SUPPLIED RECORDS:
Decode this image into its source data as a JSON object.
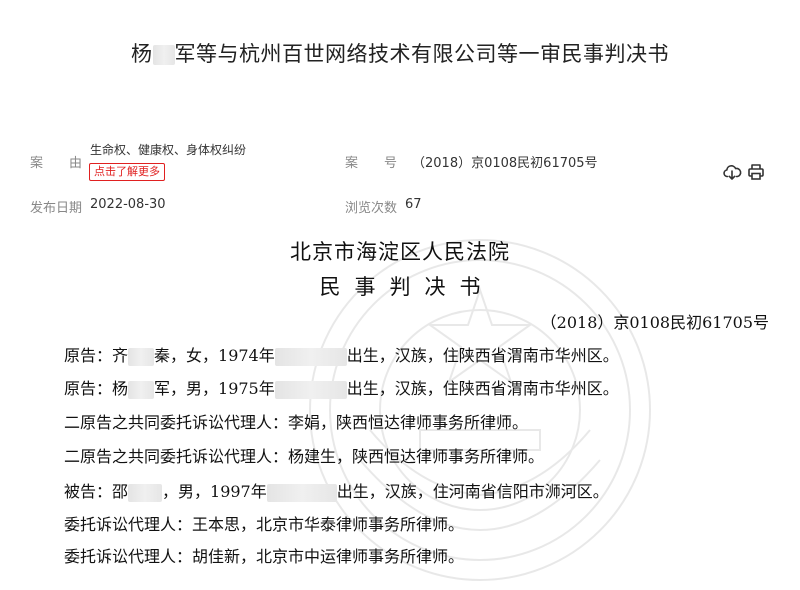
{
  "header": {
    "title_pre": "杨",
    "title_post": "军等与杭州百世网络技术有限公司等一审民事判决书"
  },
  "meta": {
    "cause_label": "案　　由",
    "cause_value": "生命权、健康权、身体权纠纷",
    "more_button": "点击了解更多",
    "case_no_label": "案　　号",
    "case_no_value": "（2018）京0108民初61705号",
    "publish_date_label": "发布日期",
    "publish_date_value": "2022-08-30",
    "views_label": "浏览次数",
    "views_value": "67"
  },
  "icons": {
    "download": "cloud-download-icon",
    "print": "printer-icon"
  },
  "document": {
    "court": "北京市海淀区人民法院",
    "doc_type": "民事判决书",
    "case_no": "（2018）京0108民初61705号",
    "lines": [
      {
        "a": "原告：齐",
        "b": "秦，女，1974年",
        "c": "出生，汉族，住陕西省渭南市华州区。"
      },
      {
        "a": "原告：杨",
        "b": "军，男，1975年",
        "c": "出生，汉族，住陕西省渭南市华州区。"
      },
      {
        "a": "二原告之共同委托诉讼代理人：李娟，陕西恒达律师事务所律师。"
      },
      {
        "a": "二原告之共同委托诉讼代理人：杨建生，陕西恒达律师事务所律师。"
      },
      {
        "a": "被告：邵",
        "b": "，男，1997年",
        "c": "出生，汉族，住河南省信阳市浉河区。"
      },
      {
        "a": "委托诉讼代理人：王本思，北京市华泰律师事务所律师。"
      },
      {
        "a": "委托诉讼代理人：胡佳新，北京市中运律师事务所律师。"
      }
    ]
  },
  "colors": {
    "accent_red": "#e02020",
    "meta_label": "#888888"
  }
}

EXERCISE DIRECTIONS: For the material, find the number of lines holding the word "陕西恒达律师事务所律师" and give that figure and nothing more.

EXERCISE OUTPUT: 2